* [WHAT IS ASKED] Every entry must be duplicated precisely as written.

* [AVAILABLE RECORDS]
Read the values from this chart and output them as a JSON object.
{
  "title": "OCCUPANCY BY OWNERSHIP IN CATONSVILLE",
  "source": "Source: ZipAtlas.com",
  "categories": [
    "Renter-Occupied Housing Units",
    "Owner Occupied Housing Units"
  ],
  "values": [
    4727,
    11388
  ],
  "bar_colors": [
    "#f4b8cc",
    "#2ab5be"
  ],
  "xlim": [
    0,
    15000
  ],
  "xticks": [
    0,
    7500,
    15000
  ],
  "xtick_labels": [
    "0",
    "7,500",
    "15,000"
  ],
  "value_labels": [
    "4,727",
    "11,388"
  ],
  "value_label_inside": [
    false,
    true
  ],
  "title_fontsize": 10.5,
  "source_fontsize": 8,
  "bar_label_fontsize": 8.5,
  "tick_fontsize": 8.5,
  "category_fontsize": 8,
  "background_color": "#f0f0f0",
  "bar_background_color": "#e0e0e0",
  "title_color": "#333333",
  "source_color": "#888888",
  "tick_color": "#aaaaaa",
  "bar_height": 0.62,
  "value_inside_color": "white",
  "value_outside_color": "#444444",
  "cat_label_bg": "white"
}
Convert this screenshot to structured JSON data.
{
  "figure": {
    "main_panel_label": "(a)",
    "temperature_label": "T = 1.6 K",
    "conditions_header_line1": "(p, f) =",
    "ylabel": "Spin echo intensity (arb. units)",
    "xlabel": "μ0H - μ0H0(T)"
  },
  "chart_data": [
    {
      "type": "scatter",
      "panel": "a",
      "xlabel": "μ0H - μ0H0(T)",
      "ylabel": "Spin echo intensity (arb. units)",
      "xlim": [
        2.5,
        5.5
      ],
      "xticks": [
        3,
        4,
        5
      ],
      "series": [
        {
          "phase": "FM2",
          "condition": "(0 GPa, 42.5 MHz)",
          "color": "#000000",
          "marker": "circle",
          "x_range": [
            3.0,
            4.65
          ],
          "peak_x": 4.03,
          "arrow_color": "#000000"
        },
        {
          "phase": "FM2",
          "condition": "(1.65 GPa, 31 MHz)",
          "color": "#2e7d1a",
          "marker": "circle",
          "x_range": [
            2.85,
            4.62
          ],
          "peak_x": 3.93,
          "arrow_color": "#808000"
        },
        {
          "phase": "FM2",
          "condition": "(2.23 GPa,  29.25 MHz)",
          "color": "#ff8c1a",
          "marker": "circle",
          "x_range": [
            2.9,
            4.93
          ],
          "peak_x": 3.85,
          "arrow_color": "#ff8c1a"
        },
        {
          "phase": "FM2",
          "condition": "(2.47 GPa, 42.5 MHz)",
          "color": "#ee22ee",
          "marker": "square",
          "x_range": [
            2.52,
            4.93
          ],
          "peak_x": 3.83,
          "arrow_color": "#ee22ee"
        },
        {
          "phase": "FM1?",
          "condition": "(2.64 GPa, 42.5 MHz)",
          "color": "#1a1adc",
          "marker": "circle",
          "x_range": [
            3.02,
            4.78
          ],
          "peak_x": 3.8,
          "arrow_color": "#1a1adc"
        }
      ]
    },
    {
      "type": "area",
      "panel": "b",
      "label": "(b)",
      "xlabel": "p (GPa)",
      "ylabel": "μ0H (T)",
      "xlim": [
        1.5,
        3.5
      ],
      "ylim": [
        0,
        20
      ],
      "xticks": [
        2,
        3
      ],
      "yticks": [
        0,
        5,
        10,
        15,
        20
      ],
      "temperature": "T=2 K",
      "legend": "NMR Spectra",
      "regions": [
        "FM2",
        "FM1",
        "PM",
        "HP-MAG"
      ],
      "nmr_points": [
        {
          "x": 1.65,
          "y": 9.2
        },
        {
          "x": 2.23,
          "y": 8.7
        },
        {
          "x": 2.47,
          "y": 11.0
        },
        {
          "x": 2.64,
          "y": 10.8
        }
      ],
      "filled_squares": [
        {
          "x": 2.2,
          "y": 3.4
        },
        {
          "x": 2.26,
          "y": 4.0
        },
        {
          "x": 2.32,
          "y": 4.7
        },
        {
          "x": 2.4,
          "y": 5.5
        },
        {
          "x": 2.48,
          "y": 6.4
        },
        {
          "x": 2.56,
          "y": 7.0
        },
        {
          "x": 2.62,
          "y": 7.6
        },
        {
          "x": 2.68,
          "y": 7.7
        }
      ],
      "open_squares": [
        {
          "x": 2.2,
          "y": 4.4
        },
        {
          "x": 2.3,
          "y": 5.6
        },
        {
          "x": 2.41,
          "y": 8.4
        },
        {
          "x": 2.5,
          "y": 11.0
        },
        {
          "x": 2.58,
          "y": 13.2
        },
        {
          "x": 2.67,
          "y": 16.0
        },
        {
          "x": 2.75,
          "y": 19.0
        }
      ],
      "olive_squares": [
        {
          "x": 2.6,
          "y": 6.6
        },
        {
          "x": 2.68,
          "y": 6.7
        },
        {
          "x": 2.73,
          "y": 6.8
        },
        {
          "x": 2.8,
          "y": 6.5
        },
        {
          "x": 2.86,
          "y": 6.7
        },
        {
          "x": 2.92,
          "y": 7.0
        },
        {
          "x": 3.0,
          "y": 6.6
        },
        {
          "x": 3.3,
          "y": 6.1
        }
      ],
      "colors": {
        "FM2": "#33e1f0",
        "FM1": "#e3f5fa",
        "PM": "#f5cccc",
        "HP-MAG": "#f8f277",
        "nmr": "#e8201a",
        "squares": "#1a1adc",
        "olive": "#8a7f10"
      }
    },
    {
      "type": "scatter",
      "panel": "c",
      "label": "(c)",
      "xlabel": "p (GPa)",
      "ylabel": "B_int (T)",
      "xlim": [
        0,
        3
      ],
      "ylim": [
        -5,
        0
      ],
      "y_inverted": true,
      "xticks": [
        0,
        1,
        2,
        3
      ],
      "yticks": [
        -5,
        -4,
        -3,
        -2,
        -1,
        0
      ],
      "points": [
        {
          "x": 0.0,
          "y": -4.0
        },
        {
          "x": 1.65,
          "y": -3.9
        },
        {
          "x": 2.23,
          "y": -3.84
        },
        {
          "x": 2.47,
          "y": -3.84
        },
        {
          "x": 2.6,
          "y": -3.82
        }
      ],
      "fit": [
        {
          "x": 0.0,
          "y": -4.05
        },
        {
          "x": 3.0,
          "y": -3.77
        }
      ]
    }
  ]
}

* [TASK SOLUTION]
Read the values from this chart and output them as a JSON object.
{
  "title": "OCCUPANCY BY OWNERSHIP IN CATONSVILLE",
  "source": "Source: ZipAtlas.com",
  "categories": [
    "Renter-Occupied Housing Units",
    "Owner Occupied Housing Units"
  ],
  "values": [
    4727,
    11388
  ],
  "bar_colors": [
    "#f4b8cc",
    "#2ab5be"
  ],
  "xlim": [
    0,
    15000
  ],
  "xticks": [
    0,
    7500,
    15000
  ],
  "xtick_labels": [
    "0",
    "7,500",
    "15,000"
  ],
  "value_labels": [
    "4,727",
    "11,388"
  ],
  "value_label_inside": [
    false,
    true
  ],
  "title_fontsize": 10.5,
  "source_fontsize": 8,
  "bar_label_fontsize": 8.5,
  "tick_fontsize": 8.5,
  "category_fontsize": 8,
  "background_color": "#f0f0f0",
  "bar_background_color": "#e0e0e0",
  "title_color": "#333333",
  "source_color": "#888888",
  "tick_color": "#aaaaaa",
  "bar_height": 0.62,
  "value_inside_color": "white",
  "value_outside_color": "#444444",
  "cat_label_bg": "white"
}
Convert this screenshot to structured JSON data.
{
  "figure": {
    "main_panel_label": "(a)",
    "temperature_label": "T = 1.6 K",
    "conditions_header_line1": "(p, f) =",
    "ylabel": "Spin echo intensity (arb. units)",
    "xlabel": "μ0H - μ0H0(T)"
  },
  "chart_data": [
    {
      "type": "scatter",
      "panel": "a",
      "xlabel": "μ0H - μ0H0(T)",
      "ylabel": "Spin echo intensity (arb. units)",
      "xlim": [
        2.5,
        5.5
      ],
      "xticks": [
        3,
        4,
        5
      ],
      "series": [
        {
          "phase": "FM2",
          "condition": "(0 GPa, 42.5 MHz)",
          "color": "#000000",
          "marker": "circle",
          "x_range": [
            3.0,
            4.65
          ],
          "peak_x": 4.03,
          "arrow_color": "#000000"
        },
        {
          "phase": "FM2",
          "condition": "(1.65 GPa, 31 MHz)",
          "color": "#2e7d1a",
          "marker": "circle",
          "x_range": [
            2.85,
            4.62
          ],
          "peak_x": 3.93,
          "arrow_color": "#808000"
        },
        {
          "phase": "FM2",
          "condition": "(2.23 GPa,  29.25 MHz)",
          "color": "#ff8c1a",
          "marker": "circle",
          "x_range": [
            2.9,
            4.93
          ],
          "peak_x": 3.85,
          "arrow_color": "#ff8c1a"
        },
        {
          "phase": "FM2",
          "condition": "(2.47 GPa, 42.5 MHz)",
          "color": "#ee22ee",
          "marker": "square",
          "x_range": [
            2.52,
            4.93
          ],
          "peak_x": 3.83,
          "arrow_color": "#ee22ee"
        },
        {
          "phase": "FM1?",
          "condition": "(2.64 GPa, 42.5 MHz)",
          "color": "#1a1adc",
          "marker": "circle",
          "x_range": [
            3.02,
            4.78
          ],
          "peak_x": 3.8,
          "arrow_color": "#1a1adc"
        }
      ]
    },
    {
      "type": "area",
      "panel": "b",
      "label": "(b)",
      "xlabel": "p (GPa)",
      "ylabel": "μ0H (T)",
      "xlim": [
        1.5,
        3.5
      ],
      "ylim": [
        0,
        20
      ],
      "xticks": [
        2,
        3
      ],
      "yticks": [
        0,
        5,
        10,
        15,
        20
      ],
      "temperature": "T=2 K",
      "legend": "NMR Spectra",
      "regions": [
        "FM2",
        "FM1",
        "PM",
        "HP-MAG"
      ],
      "nmr_points": [
        {
          "x": 1.65,
          "y": 9.2
        },
        {
          "x": 2.23,
          "y": 8.7
        },
        {
          "x": 2.47,
          "y": 11.0
        },
        {
          "x": 2.64,
          "y": 10.8
        }
      ],
      "filled_squares": [
        {
          "x": 2.2,
          "y": 3.4
        },
        {
          "x": 2.26,
          "y": 4.0
        },
        {
          "x": 2.32,
          "y": 4.7
        },
        {
          "x": 2.4,
          "y": 5.5
        },
        {
          "x": 2.48,
          "y": 6.4
        },
        {
          "x": 2.56,
          "y": 7.0
        },
        {
          "x": 2.62,
          "y": 7.6
        },
        {
          "x": 2.68,
          "y": 7.7
        }
      ],
      "open_squares": [
        {
          "x": 2.2,
          "y": 4.4
        },
        {
          "x": 2.3,
          "y": 5.6
        },
        {
          "x": 2.41,
          "y": 8.4
        },
        {
          "x": 2.5,
          "y": 11.0
        },
        {
          "x": 2.58,
          "y": 13.2
        },
        {
          "x": 2.67,
          "y": 16.0
        },
        {
          "x": 2.75,
          "y": 19.0
        }
      ],
      "olive_squares": [
        {
          "x": 2.6,
          "y": 6.6
        },
        {
          "x": 2.68,
          "y": 6.7
        },
        {
          "x": 2.73,
          "y": 6.8
        },
        {
          "x": 2.8,
          "y": 6.5
        },
        {
          "x": 2.86,
          "y": 6.7
        },
        {
          "x": 2.92,
          "y": 7.0
        },
        {
          "x": 3.0,
          "y": 6.6
        },
        {
          "x": 3.3,
          "y": 6.1
        }
      ],
      "colors": {
        "FM2": "#33e1f0",
        "FM1": "#e3f5fa",
        "PM": "#f5cccc",
        "HP-MAG": "#f8f277",
        "nmr": "#e8201a",
        "squares": "#1a1adc",
        "olive": "#8a7f10"
      }
    },
    {
      "type": "scatter",
      "panel": "c",
      "label": "(c)",
      "xlabel": "p (GPa)",
      "ylabel": "B_int (T)",
      "xlim": [
        0,
        3
      ],
      "ylim": [
        -5,
        0
      ],
      "y_inverted": true,
      "xticks": [
        0,
        1,
        2,
        3
      ],
      "yticks": [
        -5,
        -4,
        -3,
        -2,
        -1,
        0
      ],
      "points": [
        {
          "x": 0.0,
          "y": -4.0
        },
        {
          "x": 1.65,
          "y": -3.9
        },
        {
          "x": 2.23,
          "y": -3.84
        },
        {
          "x": 2.47,
          "y": -3.84
        },
        {
          "x": 2.6,
          "y": -3.82
        }
      ],
      "fit": [
        {
          "x": 0.0,
          "y": -4.05
        },
        {
          "x": 3.0,
          "y": -3.77
        }
      ]
    }
  ]
}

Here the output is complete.